** start PROVIDED ENTRIES **

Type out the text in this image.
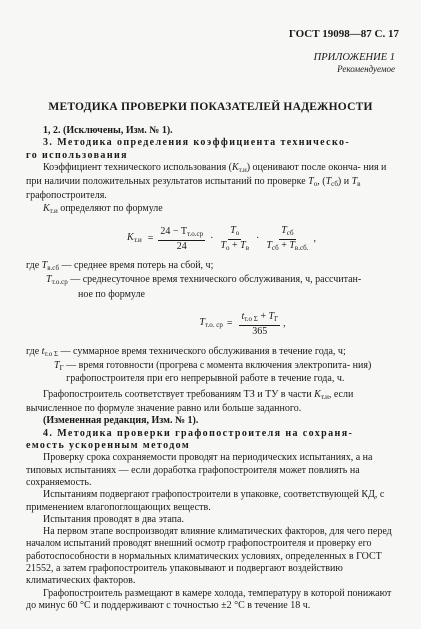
ГОСТ 19098—87 С. 17
ПРИЛОЖЕНИЕ 1
Рекомендуемое
МЕТОДИКА ПРОВЕРКИ ПОКАЗАТЕЛЕЙ НАДЕЖНОСТИ

1, 2. (Исключены, Изм. № 1).

3. Методика определения коэффициента техническо-

го использования

Коэффициент технического использования $(K_{т.и})$ оценивают после оконча- ния и при наличии положительных результатов испытаний по проверке $T_o$, $(T_{сб})$ и $T_в$ графопостроителя.

$K_{т.и}$ определяют по формуле

$K_{т.и} = \frac{24 - T_{т.о.ср}}{24} \cdot \frac{T_о}{T_о + T_в} \cdot \frac{T_{сб}}{T_{сб} + T_{в.сб.}}$ ,

где $T_{в.сб}$ — среднее время потерь на сбой, ч;

$T_{т.о.ср}$ — среднесуточное время технического обслуживания, ч, рассчитан-

ное по формуле

$T_{т.о. ср} = \frac{t_{т.о \Sigma} + T_Г}{365}$ ,
где $t_{т.о \Sigma}$ — суммарное время технического обслуживания в течение года, ч;
$T_Г$ — время готовности (прогрева с момента включения электропита- ния) графопостроителя при его непрерывной работе в течение года, ч.

Графопостроитель соответствует требованиям ТЗ и ТУ в части $K_{т.и}$, если вычисленное по формуле значение равно или больше заданного.

(Измененная редакция, Изм. № 1).

4. Методика проверки графопостроителя на сохраня-

емость ускоренным методом

Проверку срока сохраняемости проводят на периодических испытаниях, а на типовых испытаниях — если доработка графопостроителя может повлиять на сохраняемость.

Испытаниям подвергают графопостроители в упаковке, соответствующей КД, с применением влагопоглощающих веществ.

Испытания проводят в два этапа.

На первом этапе воспроизводят влияние климатических факторов, для чего перед началом испытаний проводят внешний осмотр графопостроителя и проверку его работоспособности в нормальных климатических условиях, определенных в ГОСТ 21552, а затем графопостроитель упаковывают и подвергают воздействию климатических факторов.

Графопостроитель размещают в камере холода, температуру в которой понижают до минус 60 °С и поддерживают с точностью ±2 °С в течение 18 ч.
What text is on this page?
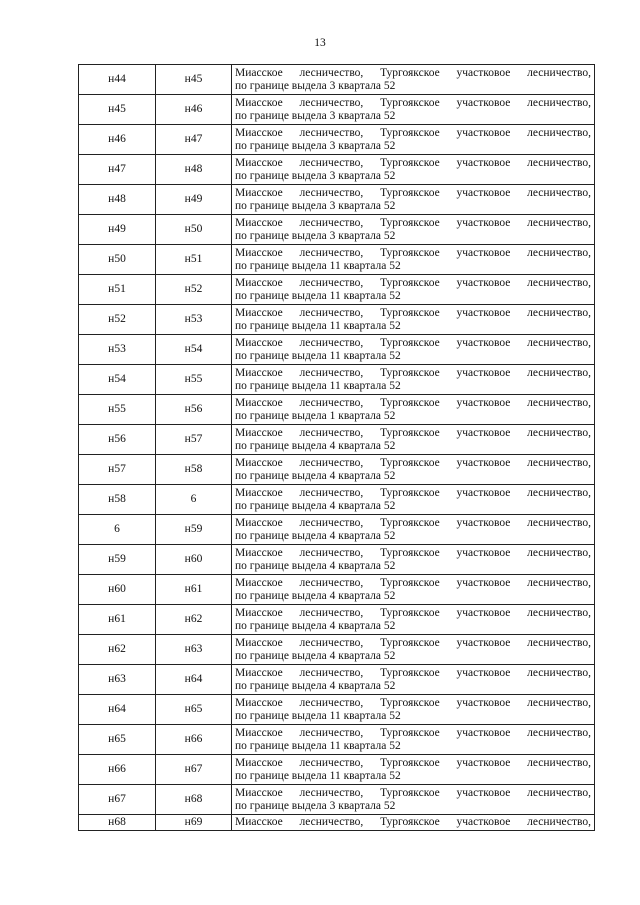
13
н44	н45	Миасское лесничество, Тургоякское участковое лесничество,
по границе выдела 3 квартала 52

н45	н46	Миасское лесничество, Тургоякское участковое лесничество,
по границе выдела 3 квартала 52

н46	н47	Миасское лесничество, Тургоякское участковое лесничество,
по границе выдела 3 квартала 52

н47	н48	Миасское лесничество, Тургоякское участковое лесничество,
по границе выдела 3 квартала 52

н48	н49	Миасское лесничество, Тургоякское участковое лесничество,
по границе выдела 3 квартала 52

н49	н50	Миасское лесничество, Тургоякское участковое лесничество,
по границе выдела 3 квартала 52

н50	н51	Миасское лесничество, Тургоякское участковое лесничество,
по границе выдела 11 квартала 52

н51	н52	Миасское лесничество, Тургоякское участковое лесничество,
по границе выдела 11 квартала 52

н52	н53	Миасское лесничество, Тургоякское участковое лесничество,
по границе выдела 11 квартала 52

н53	н54	Миасское лесничество, Тургоякское участковое лесничество,
по границе выдела 11 квартала 52

н54	н55	Миасское лесничество, Тургоякское участковое лесничество,
по границе выдела 11 квартала 52

н55	н56	Миасское лесничество, Тургоякское участковое лесничество,
по границе выдела 1 квартала 52

н56	н57	Миасское лесничество, Тургоякское участковое лесничество,
по границе выдела 4 квартала 52

н57	н58	Миасское лесничество, Тургоякское участковое лесничество,
по границе выдела 4 квартала 52

н58	6	Миасское лесничество, Тургоякское участковое лесничество,
по границе выдела 4 квартала 52

6	н59	Миасское лесничество, Тургоякское участковое лесничество,
по границе выдела 4 квартала 52

н59	н60	Миасское лесничество, Тургоякское участковое лесничество,
по границе выдела 4 квартала 52

н60	н61	Миасское лесничество, Тургоякское участковое лесничество,
по границе выдела 4 квартала 52

н61	н62	Миасское лесничество, Тургоякское участковое лесничество,
по границе выдела 4 квартала 52

н62	н63	Миасское лесничество, Тургоякское участковое лесничество,
по границе выдела 4 квартала 52

н63	н64	Миасское лесничество, Тургоякское участковое лесничество,
по границе выдела 4 квартала 52

н64	н65	Миасское лесничество, Тургоякское участковое лесничество,
по границе выдела 11 квартала 52

н65	н66	Миасское лесничество, Тургоякское участковое лесничество,
по границе выдела 11 квартала 52

н66	н67	Миасское лесничество, Тургоякское участковое лесничество,
по границе выдела 11 квартала 52

н67	н68	Миасское лесничество, Тургоякское участковое лесничество,
по границе выдела 3 квартала 52

н68	н69	Миасское лесничество, Тургоякское участковое лесничество,
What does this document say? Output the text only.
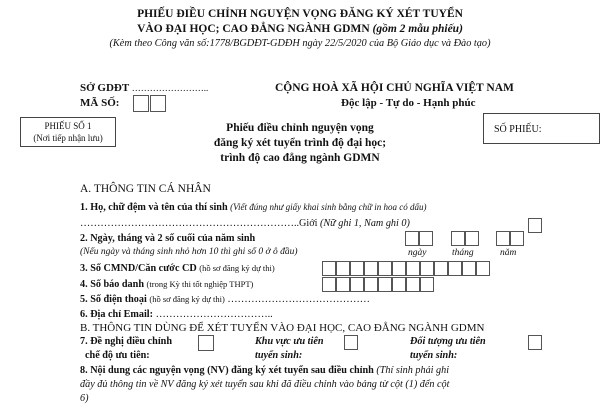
PHIẾU ĐIỀU CHỈNH NGUYỆN VỌNG ĐĂNG KÝ XÉT TUYỂN
VÀO ĐẠI HỌC; CAO ĐẲNG NGÀNH GDMN (gồm 2 mẫu phiếu)
(Kèm theo Công văn số:1778/BGDĐT-GDĐH ngày 22/5/2020 của Bộ Giáo dục và Đào tạo)
SỞ GDĐT ……………………..
MÃ SỐ:
CỘNG HOÀ XÃ HỘI CHỦ NGHĨA VIỆT NAM
Độc lập - Tự do - Hạnh phúc
PHIẾU SỐ 1
(Nơi tiếp nhận lưu)
SỐ PHIẾU:
Phiếu điều chỉnh nguyện vọng
đăng ký xét tuyển trình độ đại học;
trình độ cao đẳng ngành GDMN
A. THÔNG TIN CÁ NHÂN
1. Họ, chữ đệm và tên của thí sinh (Viết đúng như giấy khai sinh bằng chữ in hoa có dấu)
………………………………………………………..Giới (Nữ ghi 1, Nam ghi 0)
2. Ngày, tháng và 2 số cuối của năm sinh
(Nếu ngày và tháng sinh nhỏ hơn 10 thì ghi số 0 ở ô đầu)	ngày	tháng	năm
3. Số CMND/Căn cước CD (hồ sơ đăng ký dự thi)
4. Số báo danh (trong Kỳ thi tốt nghiệp THPT)
5. Số điện thoại (hồ sơ đăng ký dự thi) ……………………………………
6. Địa chỉ Email: ……………………………..
B. THÔNG TIN DÙNG ĐỂ XÉT TUYỂN VÀO ĐẠI HỌC, CAO ĐẲNG NGÀNH GDMN
7. Đề nghị điều chỉnh
chế độ ưu tiên:
Khu vực ưu tiên
tuyển sinh:
Đối tượng ưu tiên
tuyển sinh:
8. Nội dung các nguyện vọng (NV) đăng ký xét tuyển sau điều chỉnh (Thí sinh phải ghi
đầy đủ thông tin về NV đăng ký xét tuyển sau khi đã điều chỉnh vào bảng từ cột (1) đến cột
6)
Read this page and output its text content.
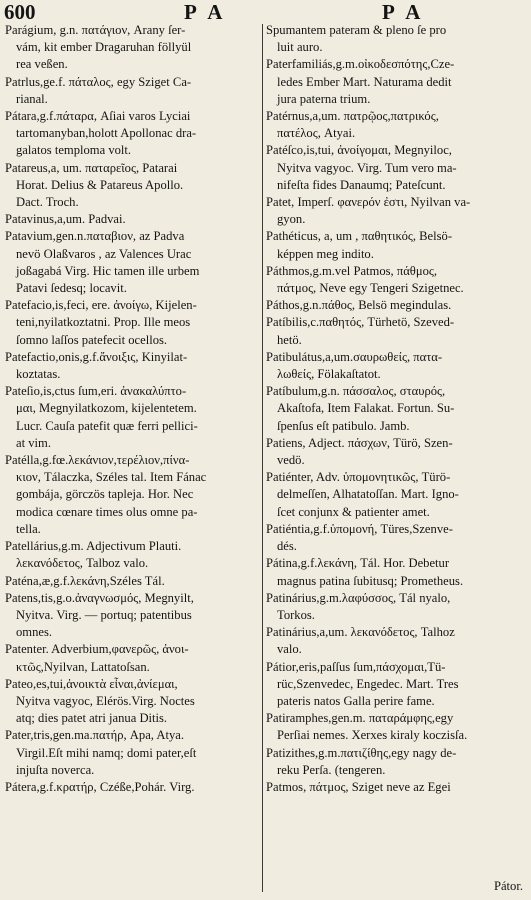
600	PA	PA
Parágium, g.n. πατάγιον, Arany ſer-
vám, kit ember Dragaruhan föllyül
rea veßen.
Patrlus,ge.f. πάταλος, egy Sziget Ca-
rianal.
Pátara,g.f.πάταρα, Aſiai varos Lyciai
tartomanyban,holott Apollonac dra-
galatos temploma volt.
Patareus,a, um. παταρεῖος, Patarai
Horat. Delius & Patareus Apollo.
Dact. Troch.
Patavinus,a,um. Padvai.
Patavium,gen.n.παταβιον, az Padva
nevö Olaßvaros , az Valences Urac
joßagabá Virg. Hic tamen ille urbem
Patavi ſedesq; locavit.
Patefacio,is,feci, ere. ἀνοίγω, Kijelen-
teni,nyilatkoztatni. Prop. Ille meos
ſomno laſſos patefecit ocellos.
Patefactio,onis,g.f.ἄνοιξις, Kinyilat-
koztatas.
Pateſio,is,ctus ſum,eri. ἀνακαλύπτο-
μαι, Megnyilatkozom, kijelentetem.
Lucr. Cauſa patefit quæ ferri pellici-
at vim.
Patélla,g.fœ.λεκάνιον,τερέλιον,πίνα-
κιον, Tálaczka, Széles tal. Item Fánac
gombája, görczös tapleja. Hor. Nec
modica cœnare times olus omne pa-
tella.
Patellárius,g.m. Adjectivum Plauti.
λεκανόδετος, Talboz valo.
Paténa,æ,g.f.λεκάνη,Széles Tál.
Patens,tis,g.o.ἀναγνωσμός, Megnyilt,
Nyitva. Virg. — portuq; patentibus
omnes.
Patenter. Adverbium,φανερῶς, ἀνοι-
κτῶς,Nyilvan, Lattatoſsan.
Pateo,es,tui,ἀνοικτὰ εἶναι,ἀνίεμαι,
Nyitva vagyoc, Elérös.Virg. Noctes
atq; dies patet atri janua Ditis.
Pater,tris,gen.ma.πατήρ, Apa, Atya.
Virgil.Eſt mihi namq; domi pater,eſt
injuſta noverca.
Pátera,g.f.κρατήρ, Czéße,Pohár. Virg.
Spumantem pateram & pleno ſe pro
luit auro.
Paterfamiliás,g.m.οἰκοδεσπότης,Cze-
ledes Ember Mart. Naturama dedit
jura paterna trium.
Patérnus,a,um. πατρῷος,πατρικός,
πατέλος, Atyai.
Patéſco,is,tui, ἀνοίγομαι, Megnyiloc,
Nyitva vagyoc. Virg. Tum vero ma-
nifeſta fides Danaumq; Pateſcunt.
Patet, Imperſ. φανερόν ἐστι, Nyilvan va-
gyon.
Pathéticus, a, um , παθητικός, Belsö-
képpen meg indito.
Páthmos,g.m.vel Patmos, πάθμος,
πάτμος, Neve egy Tengeri Szigetnec.
Páthos,g.n.πάθος, Belsö megindulas.
Patíbilis,c.παθητός, Türhetö, Szeved-
hetö.
Patibulátus,a,um.σαυρωθείς, πατα-
λωθείς, Fölakaſtatot.
Patíbulum,g.n. πάσσαλος, σταυρός,
Akaſtofa, Item Falakat. Fortun. Su-
ſpenſus eſt patibulo. Jamb.
Patiens, Adject. πάσχων, Türö, Szen-
vedö.
Patiénter, Adv. ὑπομονητικῶς, Türö-
delmeſſen, Alhatatoſſan. Mart. Igno-
ſcet conjunx & patienter amet.
Patiéntia,g.f.ὑπομονή, Türes,Szenve-
dés.
Pátina,g.f.λεκάνη, Tál. Hor. Debetur
magnus patina ſubitusq; Prometheus.
Patinárius,g.m.λαφύσσος, Tál nyalo,
Torkos.
Patinárius,a,um. λεκανόδετος, Talhoz
valo.
Pátior,eris,paſſus ſum,πάσχομαι,Tü-
rüc,Szenvedec, Engedec. Mart. Tres
pateris natos Galla perire fame.
Patiramphes,gen.m. παταράμφης,egy
Perſiai nemes. Xerxes kiraly koczisſa.
Patizithes,g.m.πατιζίθης,egy nagy de-
reku Perſa. (tengeren.
Patmos, πάτμος, Sziget neve az Egei
Pátor.
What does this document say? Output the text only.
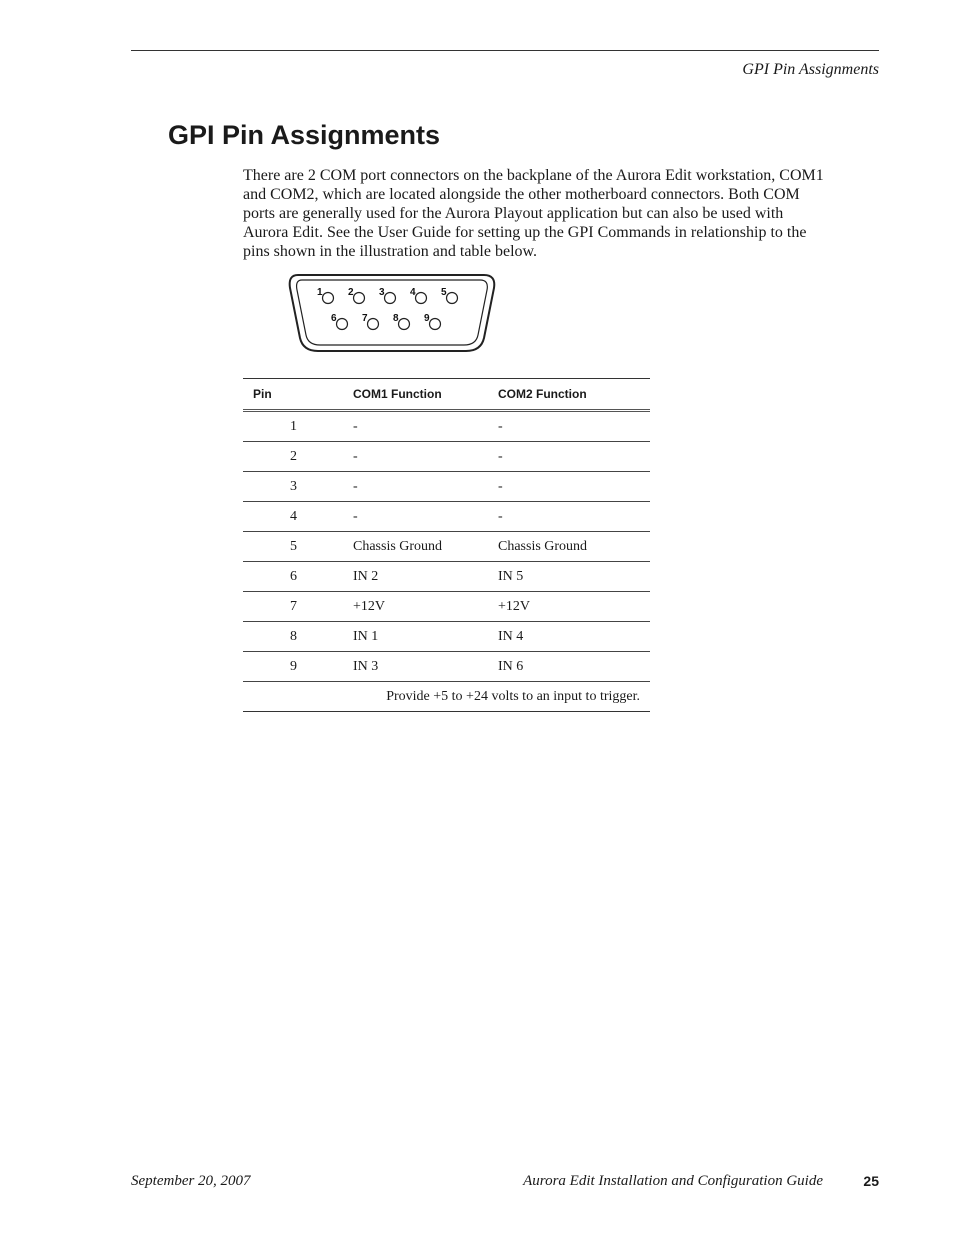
GPI Pin Assignments
GPI Pin Assignments

There are 2 COM port connectors on the backplane of the Aurora Edit workstation, COM1 and COM2, which are located alongside the other motherboard connectors. Both COM ports are generally used for the Aurora Playout application but can also be used with Aurora Edit. See the User Guide for setting up the GPI Commands in relationship to the pins shown in the illustration and table below.

1	2	3	4	5
6	7	8	9
Pin	COM1 Function	COM2 Function
1	-	-
2	-	-
3	-	-
4	-	-
5	Chassis Ground	Chassis Ground
6	IN 2	IN 5
7	+12V	+12V
8	IN 1	IN 4
9	IN 3	IN 6
Provide +5 to +24 volts to an input to trigger.		
September 20, 2007	Aurora Edit Installation and Configuration Guide	25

** end PROVIDED ENTRIES **

== DO THIS ==
Copy down every line of the entries containing the word "Sigma".

== ANSWER BELOW ==
$T_{т.о. ср} = \frac{t_{т.о \Sigma} + T_Г}{365}$ ,
где $t_{т.о \Sigma}$ — суммарное время технического обслуживания в течение года, ч;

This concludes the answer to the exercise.